Dataset entries:

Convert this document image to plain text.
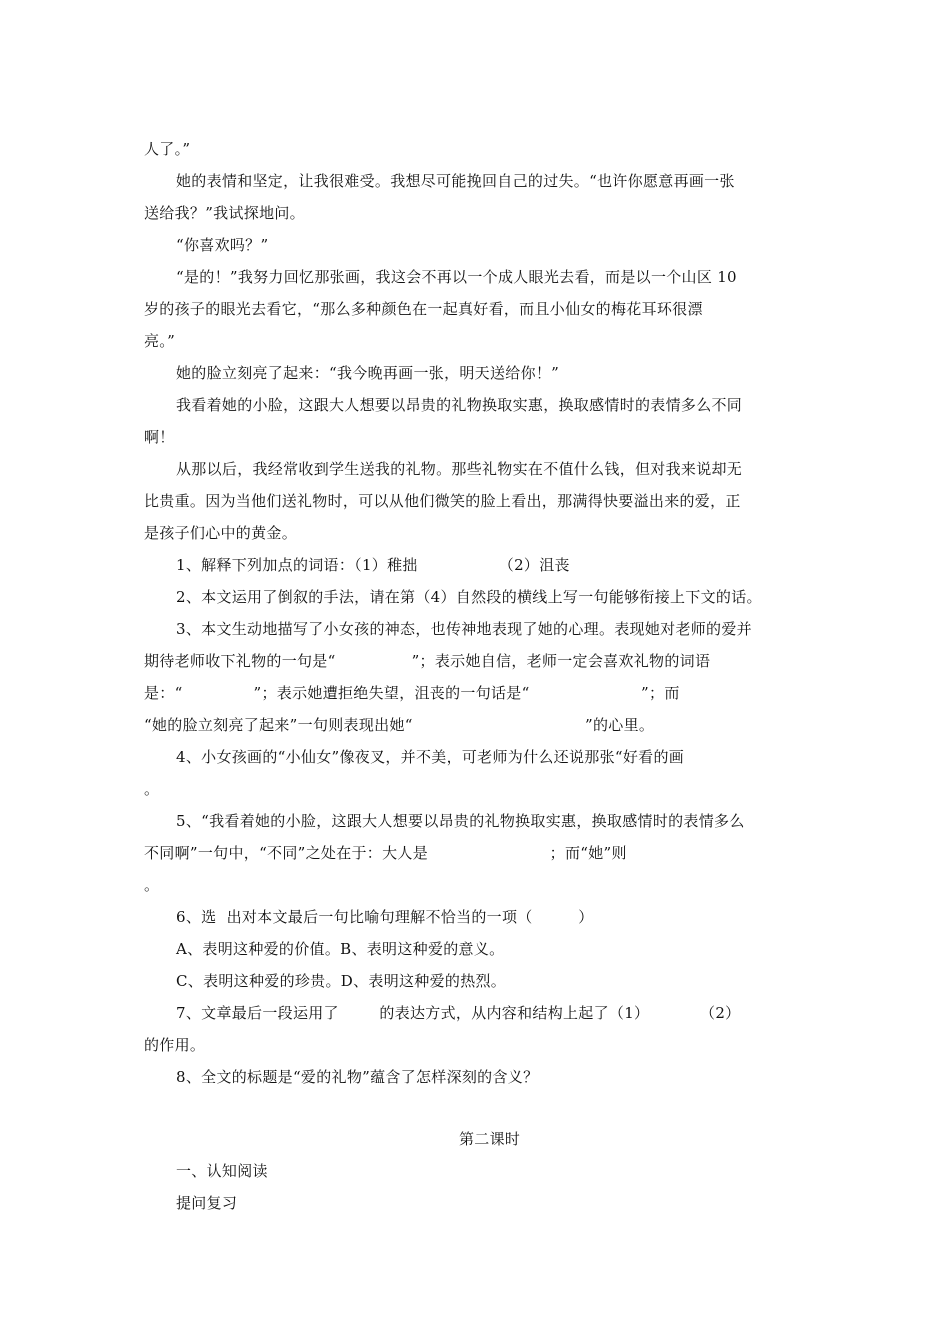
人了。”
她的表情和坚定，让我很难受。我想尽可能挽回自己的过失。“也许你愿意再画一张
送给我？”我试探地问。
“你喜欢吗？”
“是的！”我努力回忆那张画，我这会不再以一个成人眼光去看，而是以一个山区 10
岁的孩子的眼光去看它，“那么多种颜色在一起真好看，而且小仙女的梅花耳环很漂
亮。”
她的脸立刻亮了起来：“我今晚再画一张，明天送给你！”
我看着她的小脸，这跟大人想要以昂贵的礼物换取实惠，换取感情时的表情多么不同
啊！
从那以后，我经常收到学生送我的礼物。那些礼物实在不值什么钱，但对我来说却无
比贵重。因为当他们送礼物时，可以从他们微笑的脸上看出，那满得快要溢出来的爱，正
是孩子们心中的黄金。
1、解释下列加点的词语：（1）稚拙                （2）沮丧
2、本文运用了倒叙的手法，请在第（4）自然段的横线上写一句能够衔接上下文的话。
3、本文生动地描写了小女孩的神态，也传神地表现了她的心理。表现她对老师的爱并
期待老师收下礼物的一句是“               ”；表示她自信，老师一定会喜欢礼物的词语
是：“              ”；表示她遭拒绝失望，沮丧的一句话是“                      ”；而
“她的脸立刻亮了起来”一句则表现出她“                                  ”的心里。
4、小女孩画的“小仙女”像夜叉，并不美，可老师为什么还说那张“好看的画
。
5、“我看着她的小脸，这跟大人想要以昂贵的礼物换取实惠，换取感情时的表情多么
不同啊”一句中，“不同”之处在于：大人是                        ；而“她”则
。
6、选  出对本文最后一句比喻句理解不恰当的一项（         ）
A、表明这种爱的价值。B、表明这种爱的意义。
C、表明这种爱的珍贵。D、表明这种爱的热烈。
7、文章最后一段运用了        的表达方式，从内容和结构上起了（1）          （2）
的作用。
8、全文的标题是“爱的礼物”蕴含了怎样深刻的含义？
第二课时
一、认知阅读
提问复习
...
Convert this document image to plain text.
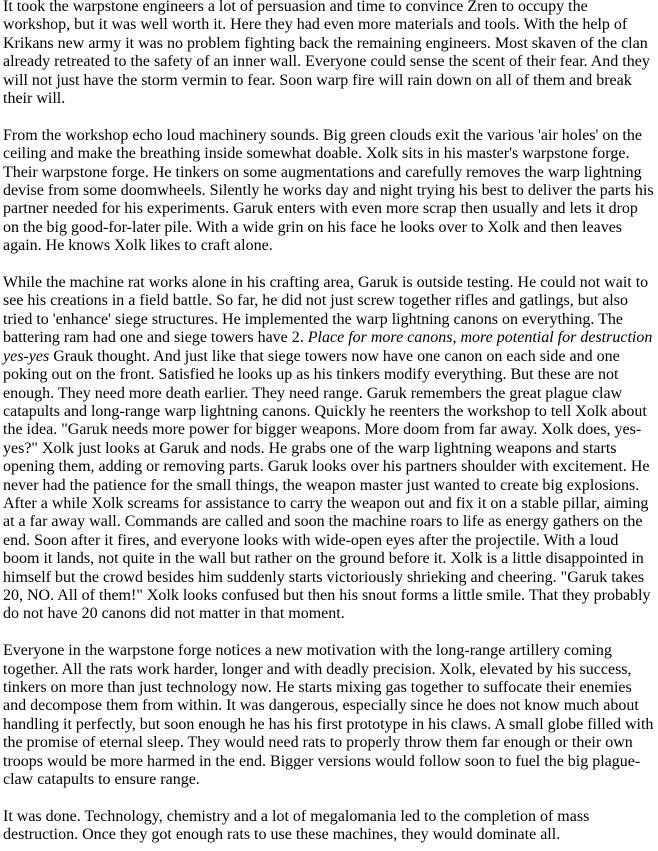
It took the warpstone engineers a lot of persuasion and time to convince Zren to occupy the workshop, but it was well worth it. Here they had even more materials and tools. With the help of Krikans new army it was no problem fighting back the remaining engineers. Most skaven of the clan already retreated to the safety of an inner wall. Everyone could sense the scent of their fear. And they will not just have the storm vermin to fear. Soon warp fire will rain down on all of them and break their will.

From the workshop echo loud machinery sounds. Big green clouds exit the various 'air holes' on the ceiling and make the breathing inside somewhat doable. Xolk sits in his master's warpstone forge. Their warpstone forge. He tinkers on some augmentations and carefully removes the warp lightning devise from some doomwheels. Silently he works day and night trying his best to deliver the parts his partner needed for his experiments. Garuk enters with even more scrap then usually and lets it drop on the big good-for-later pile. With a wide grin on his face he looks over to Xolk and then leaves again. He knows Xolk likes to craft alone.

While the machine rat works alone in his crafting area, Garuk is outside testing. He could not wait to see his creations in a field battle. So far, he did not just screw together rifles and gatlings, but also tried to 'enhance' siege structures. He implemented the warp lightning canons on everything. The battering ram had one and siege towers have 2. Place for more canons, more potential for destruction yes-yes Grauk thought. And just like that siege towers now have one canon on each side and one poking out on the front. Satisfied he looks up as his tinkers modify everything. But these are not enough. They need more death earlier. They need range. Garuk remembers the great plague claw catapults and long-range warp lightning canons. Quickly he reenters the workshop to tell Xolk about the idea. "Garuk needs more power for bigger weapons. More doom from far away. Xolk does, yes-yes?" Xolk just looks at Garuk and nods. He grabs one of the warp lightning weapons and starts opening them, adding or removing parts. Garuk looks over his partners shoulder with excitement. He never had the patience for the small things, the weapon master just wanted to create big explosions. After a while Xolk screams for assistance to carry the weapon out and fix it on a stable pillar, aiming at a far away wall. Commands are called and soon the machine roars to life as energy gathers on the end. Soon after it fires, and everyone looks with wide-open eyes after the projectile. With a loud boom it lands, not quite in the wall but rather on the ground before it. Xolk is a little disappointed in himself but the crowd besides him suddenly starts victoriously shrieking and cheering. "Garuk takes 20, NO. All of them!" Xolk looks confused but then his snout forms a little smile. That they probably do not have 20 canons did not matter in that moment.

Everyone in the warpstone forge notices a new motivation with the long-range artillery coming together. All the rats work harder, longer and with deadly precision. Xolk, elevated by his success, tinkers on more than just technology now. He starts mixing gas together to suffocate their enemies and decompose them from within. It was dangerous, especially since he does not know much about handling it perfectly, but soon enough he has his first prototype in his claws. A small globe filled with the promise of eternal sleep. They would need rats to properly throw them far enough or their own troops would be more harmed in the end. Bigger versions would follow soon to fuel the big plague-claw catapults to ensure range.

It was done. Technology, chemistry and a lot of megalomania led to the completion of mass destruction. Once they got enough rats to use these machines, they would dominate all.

| Given problem |
Pull out every line of the entries that includes the word "我看着她的小脸".

| Output of the task |
我看着她的小脸，这跟大人想要以昂贵的礼物换取实惠，换取感情时的表情多么不同
5、“我看着她的小脸，这跟大人想要以昂贵的礼物换取实惠，换取感情时的表情多么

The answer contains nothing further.